Exercise: Search the material for the string "Scroll", then return every line where it is found.
-------- Records for this task
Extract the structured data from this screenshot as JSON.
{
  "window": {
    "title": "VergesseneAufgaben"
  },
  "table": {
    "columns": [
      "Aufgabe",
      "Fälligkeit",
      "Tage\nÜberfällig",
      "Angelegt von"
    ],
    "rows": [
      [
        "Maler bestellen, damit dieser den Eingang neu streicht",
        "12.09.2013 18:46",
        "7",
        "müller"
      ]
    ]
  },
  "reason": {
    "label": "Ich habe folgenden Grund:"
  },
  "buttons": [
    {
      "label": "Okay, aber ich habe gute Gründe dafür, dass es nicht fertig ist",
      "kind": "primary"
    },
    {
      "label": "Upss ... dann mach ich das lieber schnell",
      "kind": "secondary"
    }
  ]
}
----------------
-------- Records for this task
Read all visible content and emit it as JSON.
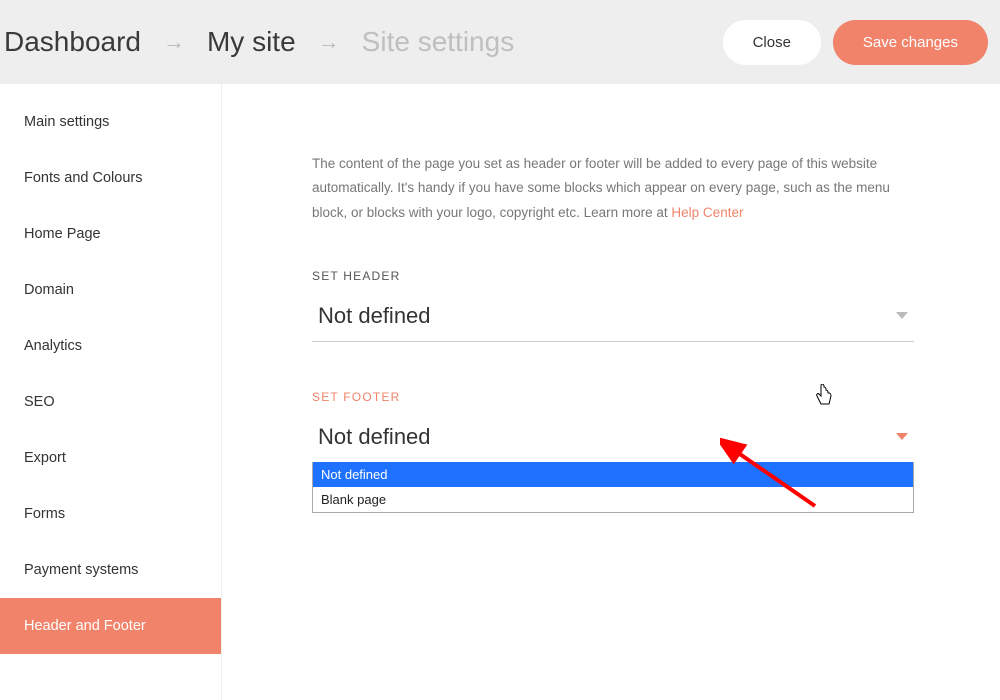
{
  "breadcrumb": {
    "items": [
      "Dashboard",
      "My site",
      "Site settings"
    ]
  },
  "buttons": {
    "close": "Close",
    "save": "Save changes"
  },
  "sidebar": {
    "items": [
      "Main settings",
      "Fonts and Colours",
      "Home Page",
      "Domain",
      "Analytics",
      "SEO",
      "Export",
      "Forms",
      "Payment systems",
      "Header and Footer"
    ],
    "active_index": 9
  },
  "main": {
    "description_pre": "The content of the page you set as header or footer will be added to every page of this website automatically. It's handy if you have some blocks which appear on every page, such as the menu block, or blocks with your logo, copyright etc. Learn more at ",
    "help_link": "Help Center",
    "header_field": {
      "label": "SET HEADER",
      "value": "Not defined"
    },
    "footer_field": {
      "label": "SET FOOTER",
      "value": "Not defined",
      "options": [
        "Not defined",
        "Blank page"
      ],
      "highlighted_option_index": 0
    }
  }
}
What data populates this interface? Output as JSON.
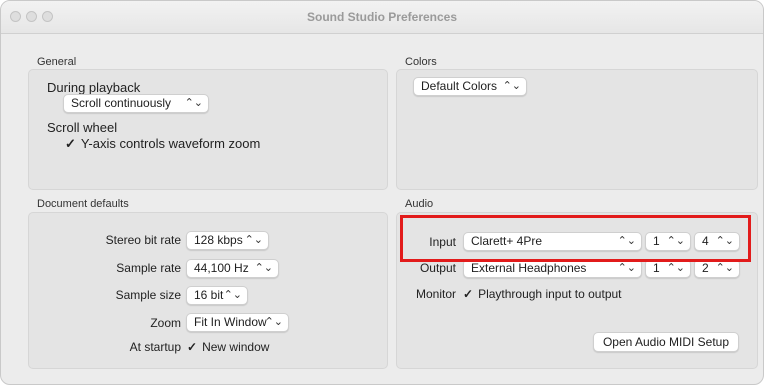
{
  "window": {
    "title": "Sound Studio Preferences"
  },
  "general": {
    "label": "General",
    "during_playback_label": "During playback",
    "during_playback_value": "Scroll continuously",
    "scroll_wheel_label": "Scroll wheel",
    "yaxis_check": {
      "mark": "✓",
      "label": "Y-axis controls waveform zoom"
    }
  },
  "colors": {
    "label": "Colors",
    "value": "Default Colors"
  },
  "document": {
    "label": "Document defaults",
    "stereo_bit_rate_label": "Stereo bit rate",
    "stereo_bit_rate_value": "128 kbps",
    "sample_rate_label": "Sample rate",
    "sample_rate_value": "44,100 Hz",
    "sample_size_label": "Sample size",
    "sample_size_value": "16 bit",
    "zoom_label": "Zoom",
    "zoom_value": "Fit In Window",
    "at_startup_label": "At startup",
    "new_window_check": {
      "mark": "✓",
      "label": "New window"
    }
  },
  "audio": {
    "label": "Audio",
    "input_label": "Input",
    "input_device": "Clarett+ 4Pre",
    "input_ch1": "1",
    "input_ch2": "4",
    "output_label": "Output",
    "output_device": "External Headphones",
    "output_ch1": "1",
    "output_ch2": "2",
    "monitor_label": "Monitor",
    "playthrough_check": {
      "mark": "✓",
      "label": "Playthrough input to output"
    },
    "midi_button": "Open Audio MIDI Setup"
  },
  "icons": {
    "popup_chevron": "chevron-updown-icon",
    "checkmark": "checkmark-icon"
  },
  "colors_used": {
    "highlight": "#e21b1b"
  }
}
----------------
Exercise response:
    "during_playback_value": "Scroll continuously",
    "scroll_wheel_label": "Scroll wheel",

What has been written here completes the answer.